_Problem to work on_: Only a number is wanted: how many lines in the listing contain the word "Filter"?

_Data provided_:
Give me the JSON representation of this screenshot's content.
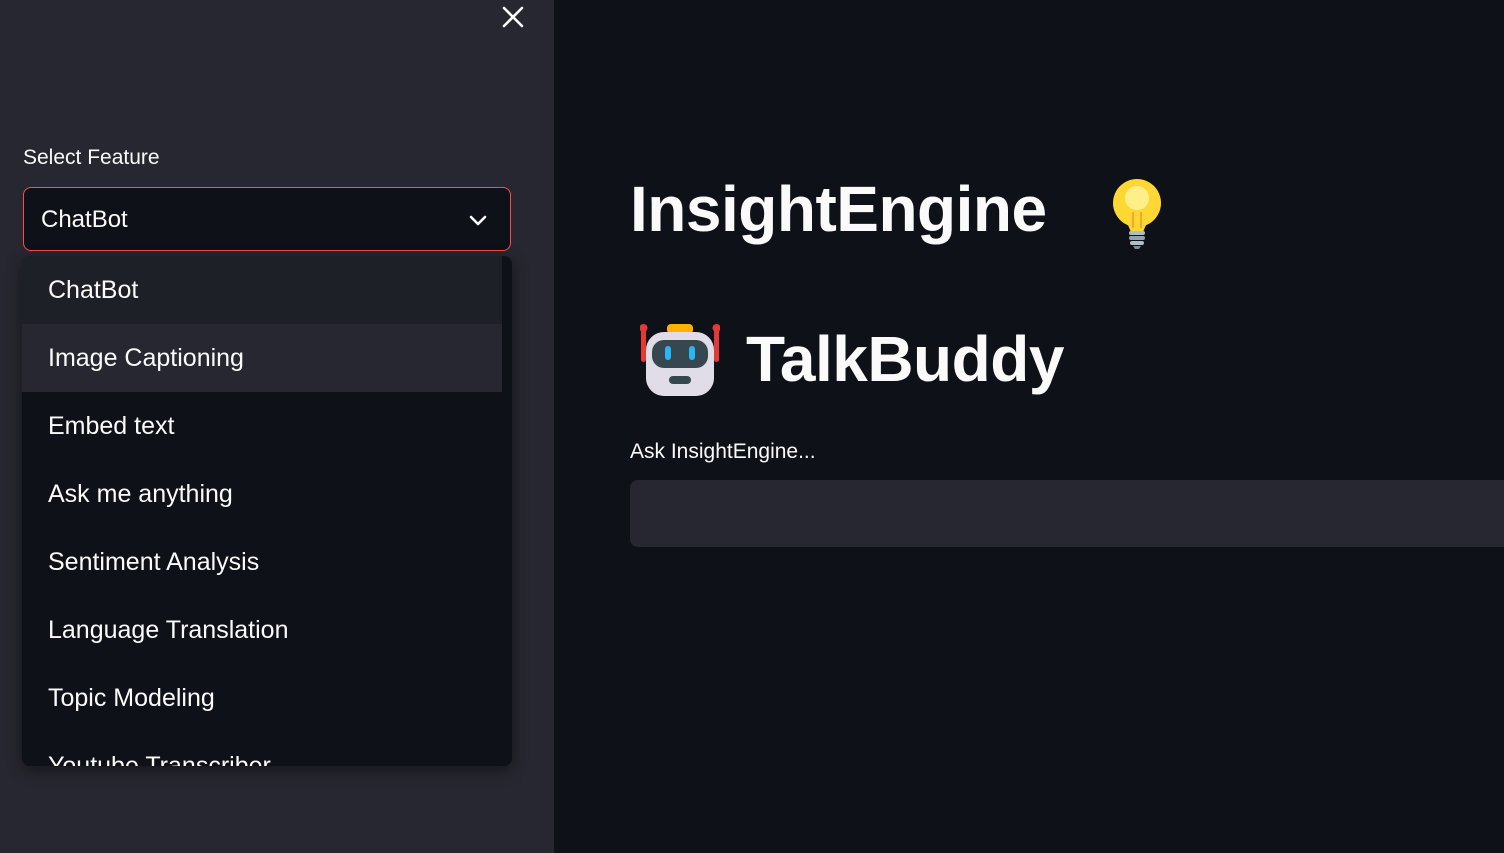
{
  "sidebar": {
    "select_label": "Select Feature",
    "selected_value": "ChatBot",
    "options": [
      "ChatBot",
      "Image Captioning",
      "Embed text",
      "Ask me anything",
      "Sentiment Analysis",
      "Language Translation",
      "Topic Modeling",
      "Youtube Transcriber"
    ],
    "hovered_option": "Image Captioning",
    "close_icon": "close-icon",
    "dropdown_icon": "chevron-down-icon"
  },
  "main": {
    "title": "InsightEngine",
    "title_icon": "lightbulb-icon",
    "subtitle": "TalkBuddy",
    "subtitle_icon": "robot-icon",
    "input_label": "Ask InsightEngine...",
    "input_value": ""
  },
  "colors": {
    "background": "#0e1117",
    "sidebar": "#262730",
    "accent": "#ff4b4b",
    "text": "#fafafa"
  }
}
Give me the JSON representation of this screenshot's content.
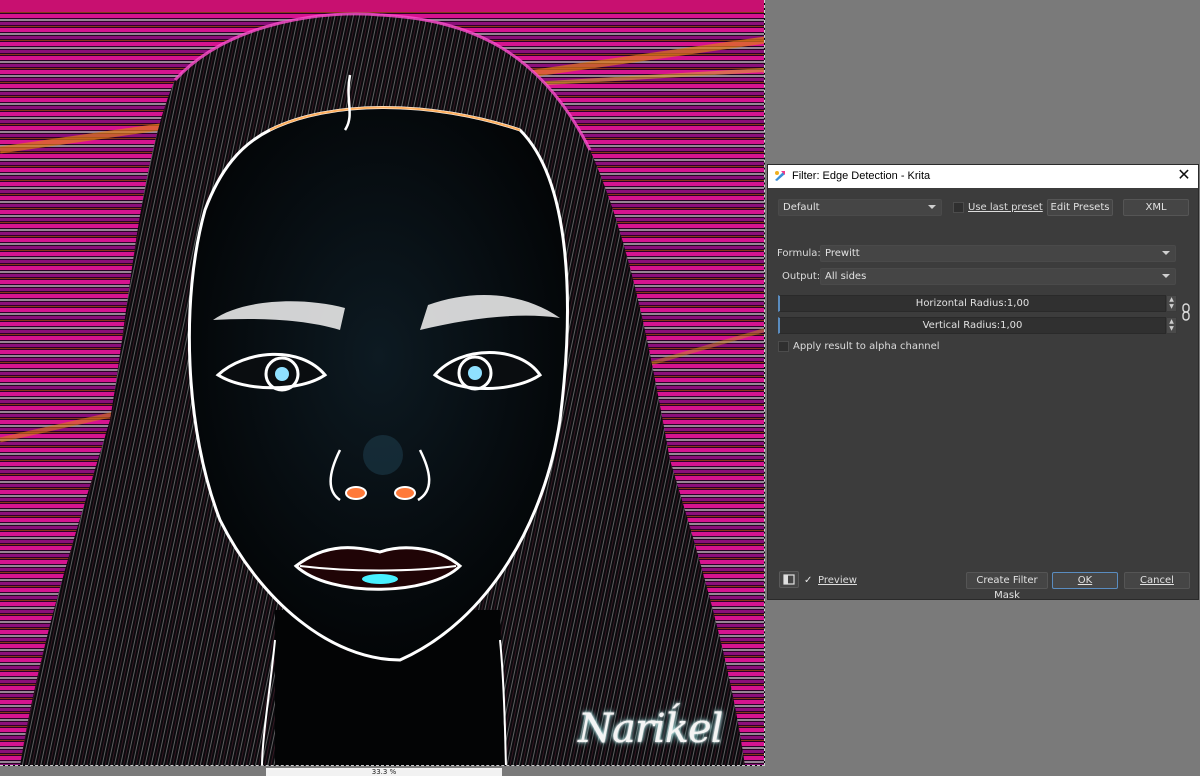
{
  "canvas": {
    "signature_text": "Nariḱel",
    "status_text": "33.3 %"
  },
  "dialog": {
    "title": "Filter: Edge Detection - Krita",
    "close_glyph": "✕",
    "preset": {
      "selected": "Default",
      "use_last_preset_label": "Use last preset",
      "use_last_preset_checked": false,
      "edit_presets_label": "Edit Presets",
      "xml_label": "XML"
    },
    "formula": {
      "label": "Formula:",
      "value": "Prewitt"
    },
    "output": {
      "label": "Output:",
      "value": "All sides"
    },
    "horizontal_radius": {
      "text": "Horizontal Radius:1,00",
      "value": 1.0
    },
    "vertical_radius": {
      "text": "Vertical Radius:1,00",
      "value": 1.0
    },
    "apply_alpha": {
      "label": "Apply result to alpha channel",
      "checked": false
    },
    "footer": {
      "preview_label": "Preview",
      "preview_check_glyph": "✓",
      "preview_checked": true,
      "create_filter_mask_label": "Create Filter Mask",
      "ok_label": "OK",
      "cancel_label": "Cancel"
    },
    "icons": {
      "app": "krita-icon",
      "close": "close-icon",
      "chain": "chain-link-icon",
      "layout": "split-view-icon"
    }
  },
  "colors": {
    "dialog_bg": "#3c3c3c",
    "accent": "#5a8cbf",
    "canvas_bg": "#05050a"
  }
}
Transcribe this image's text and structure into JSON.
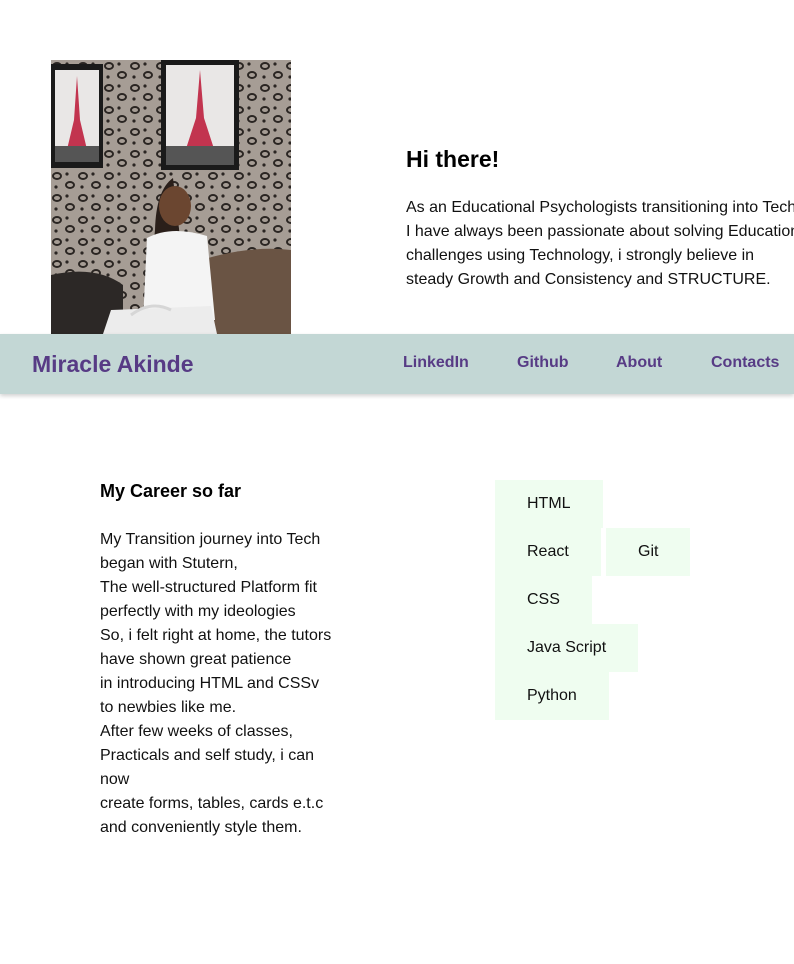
{
  "profile": {
    "photo_alt": "Miracle"
  },
  "hero": {
    "title": "Hi there!",
    "lines": [
      "As an Educational Psychologists transitioning into Tech",
      "I have always been passionate about solving Education",
      "challenges using Technology, i strongly believe in",
      "steady Growth and Consistency and STRUCTURE."
    ]
  },
  "navbar": {
    "brand": "Miracle Akinde",
    "links": [
      "LinkedIn",
      "Github",
      "About",
      "Contacts"
    ]
  },
  "career": {
    "title": "My Career so far",
    "lines": [
      "My Transition journey into Tech",
      "began with Stutern,",
      "The well-structured Platform fit",
      "perfectly with my ideologies",
      "So, i felt right at home, the tutors",
      "have shown great patience",
      "in introducing HTML and CSSv",
      "to newbies like me.",
      "After few weeks of classes,",
      "Practicals and self study, i can",
      "now",
      "create forms, tables, cards e.t.c",
      "and conveniently style them."
    ]
  },
  "skills": [
    "HTML",
    "React",
    "Git",
    "CSS",
    "Java Script",
    "Python"
  ],
  "colors": {
    "navbar_bg": "#c3d7d5",
    "brand": "#573b85",
    "skill_bg": "#effdf0"
  }
}
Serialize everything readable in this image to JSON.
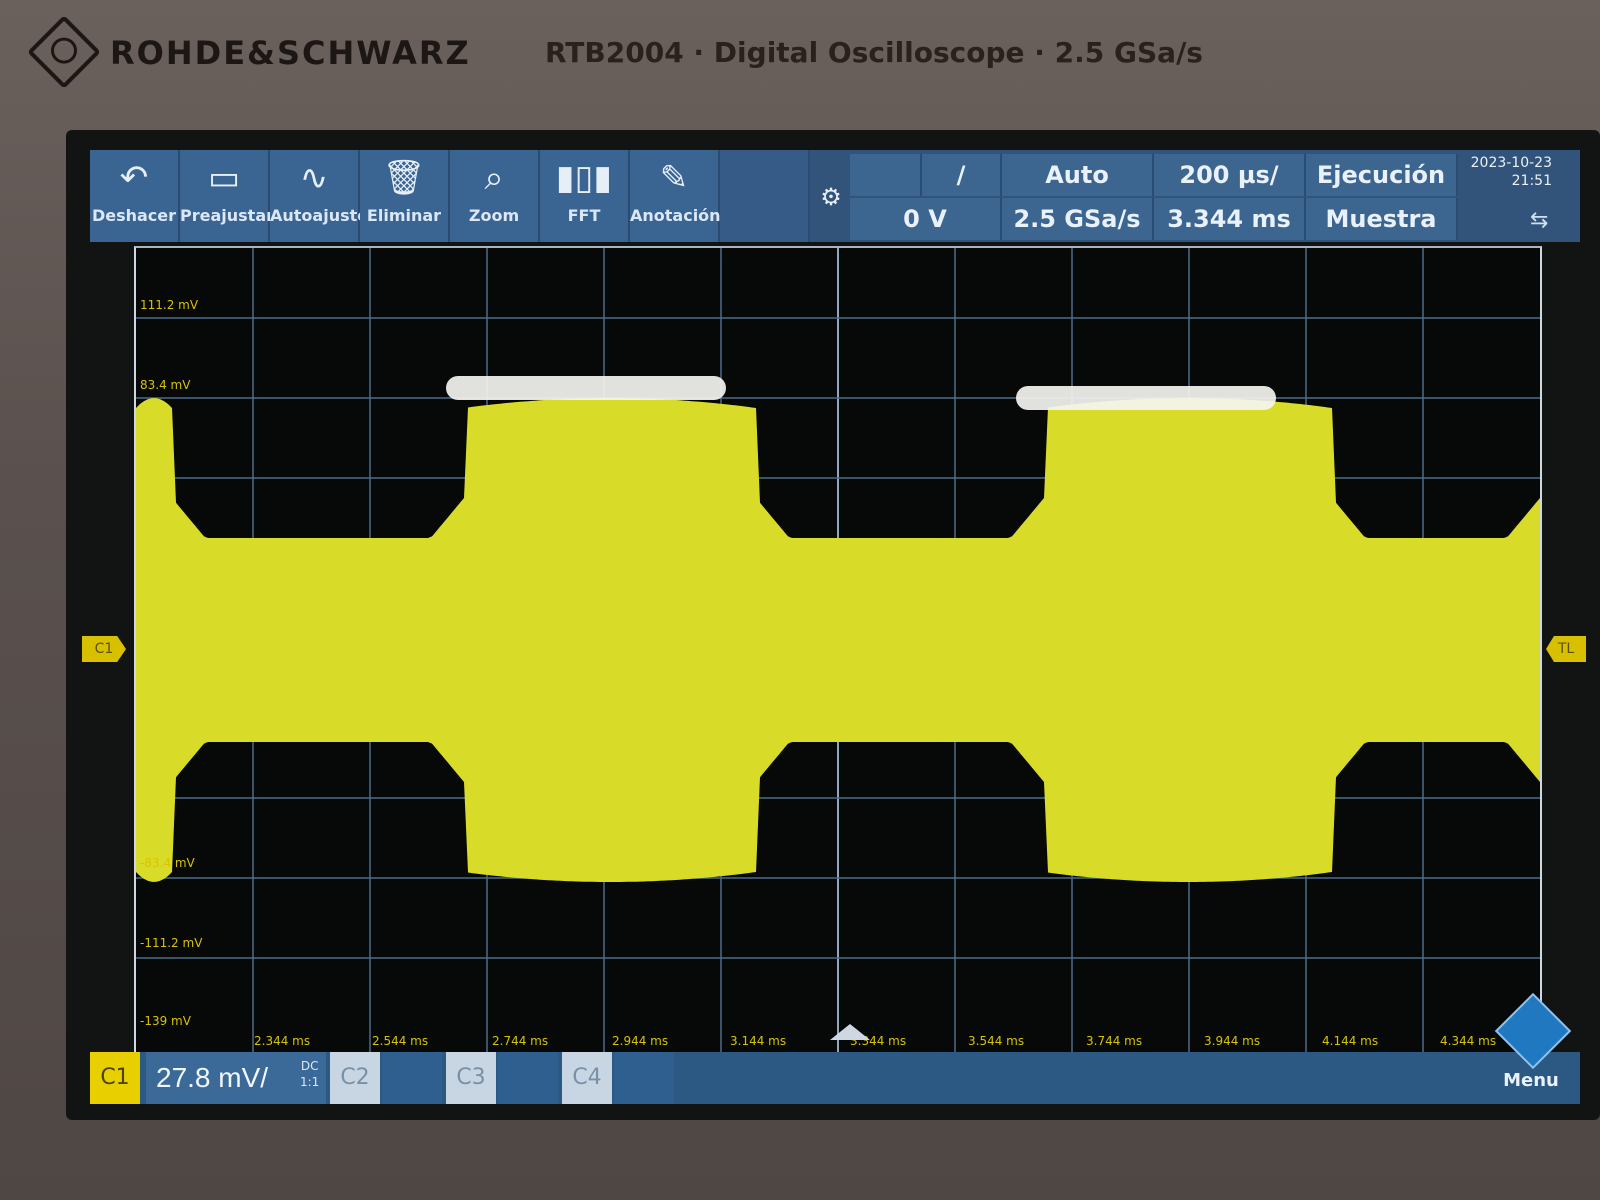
{
  "header": {
    "brand": "ROHDE&SCHWARZ",
    "model": "RTB2004 · Digital Oscilloscope · 2.5 GSa/s"
  },
  "toolbar": {
    "buttons": [
      {
        "label": "Deshacer",
        "icon": "undo-icon"
      },
      {
        "label": "Preajustar",
        "icon": "preset-icon"
      },
      {
        "label": "Autoajuste",
        "icon": "autoset-icon"
      },
      {
        "label": "Eliminar",
        "icon": "trash-icon"
      },
      {
        "label": "Zoom",
        "icon": "zoom-icon"
      },
      {
        "label": "FFT",
        "icon": "fft-icon"
      },
      {
        "label": "Anotación",
        "icon": "pencil-icon"
      }
    ]
  },
  "trigger": {
    "source": "C1",
    "slope": "/",
    "level": "0 V",
    "mode": "Auto",
    "sample_rate": "2.5 GSa/s",
    "time_scale": "200 µs/",
    "time_position": "3.344 ms",
    "run_state": "Ejecución",
    "acq_mode": "Muestra"
  },
  "status": {
    "date": "2023-10-23",
    "time": "21:51"
  },
  "plot": {
    "voltage_labels": [
      "111.2 mV",
      "83.4 mV",
      "-83.4 mV",
      "-111.2 mV",
      "-139 mV"
    ],
    "time_labels": [
      "2.344 ms",
      "2.544 ms",
      "2.744 ms",
      "2.944 ms",
      "3.144 ms",
      "3.344 ms",
      "3.544 ms",
      "3.744 ms",
      "3.944 ms",
      "4.144 ms",
      "4.344 ms"
    ],
    "ch1_marker": "C1",
    "tl_marker": "TL",
    "trace_color": "#d8dc28"
  },
  "channels": {
    "c1_label": "C1",
    "c1_scale": "27.8 mV/",
    "c1_coupling": "DC",
    "c1_coupling2": "1:1",
    "c2_label": "C2",
    "c3_label": "C3",
    "c4_label": "C4"
  },
  "menu_label": "Menu"
}
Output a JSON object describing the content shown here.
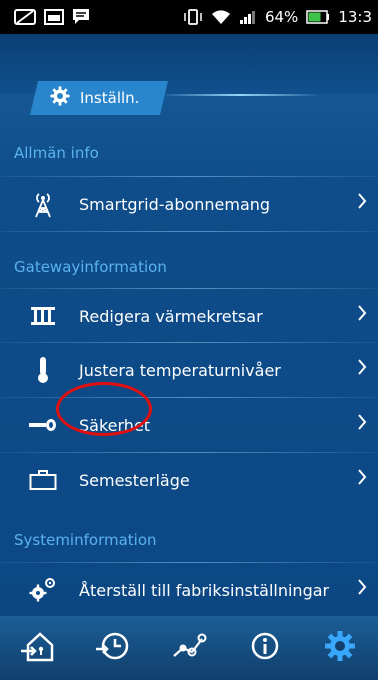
{
  "status_bar": {
    "battery_percent": "64%",
    "time": "13:3"
  },
  "tab": {
    "label": "Inställn."
  },
  "sections": {
    "general": "Allmän info",
    "gateway": "Gatewayinformation",
    "system": "Systeminformation"
  },
  "items": {
    "smartgrid": "Smartgrid-abonnemang",
    "heating_circuits": "Redigera värmekretsar",
    "temperature_levels": "Justera temperaturnivåer",
    "security": "Säkerhet",
    "vacation": "Semesterläge",
    "factory_reset": "Återställ till fabriksinställningar"
  },
  "colors": {
    "section_header": "#5ab2ef",
    "tab_background": "#2a86cc",
    "highlight_circle": "#e01010",
    "active_nav": "#38a8ff"
  },
  "nav_icons": [
    "home-icon",
    "history-icon",
    "graph-icon",
    "info-icon",
    "settings-icon"
  ]
}
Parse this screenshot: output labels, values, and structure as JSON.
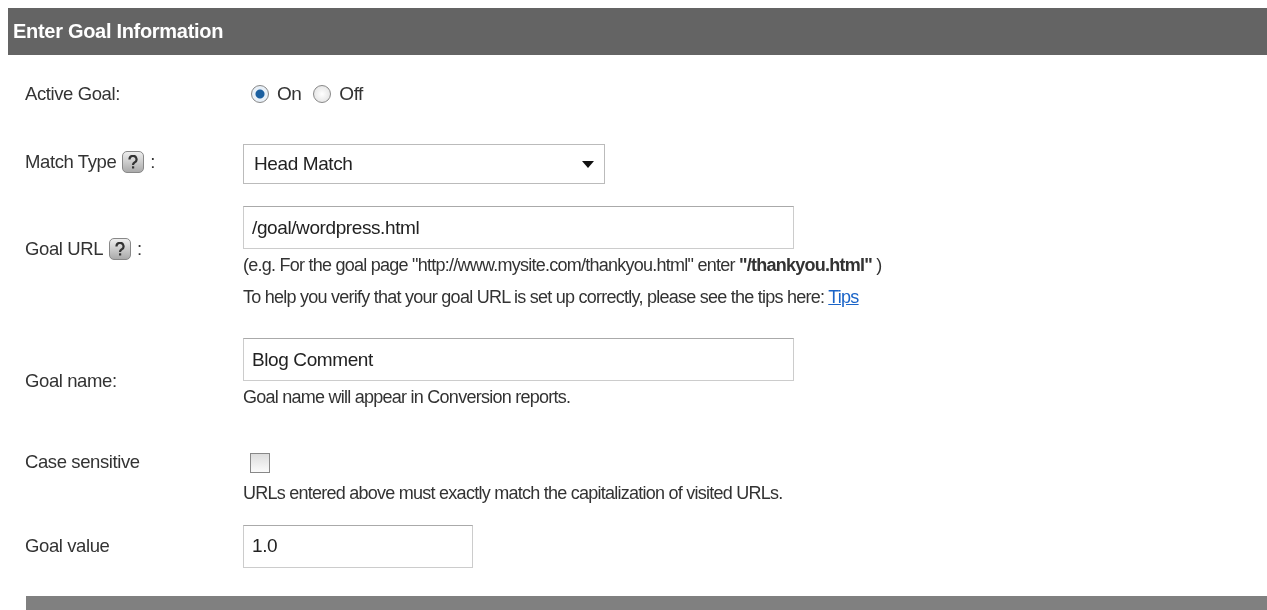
{
  "section": {
    "title": "Enter Goal Information"
  },
  "rows": [
    {
      "kind": "radio",
      "label": "Active Goal:",
      "options": [
        {
          "label": "On",
          "selected": true
        },
        {
          "label": "Off",
          "selected": false
        }
      ]
    },
    {
      "kind": "select",
      "label": "Match Type",
      "help": true,
      "separator": ":",
      "value": "Head Match"
    },
    {
      "kind": "text",
      "label": "Goal URL",
      "help": true,
      "separator": ":",
      "value": "/goal/wordpress.html",
      "wide": true,
      "notes": [
        {
          "text": "(e.g. For the goal page \"http://www.mysite.com/thankyou.html\" enter **\"/thankyou.html\"** )"
        },
        {
          "text": "To help you verify that your goal URL is set up correctly, please see the tips here:",
          "link": "Tips"
        }
      ]
    },
    {
      "kind": "text",
      "label": "Goal name:",
      "value": "Blog Comment",
      "wide": true,
      "notes": [
        {
          "text": "Goal name will appear in Conversion reports."
        }
      ]
    },
    {
      "kind": "checkbox",
      "label": "Case sensitive",
      "checked": false,
      "notes": [
        {
          "text": "URLs entered above must exactly match the capitalization of visited URLs."
        }
      ]
    },
    {
      "kind": "text",
      "label": "Goal value",
      "value": "1.0",
      "wide": false
    }
  ]
}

_Solution_: 2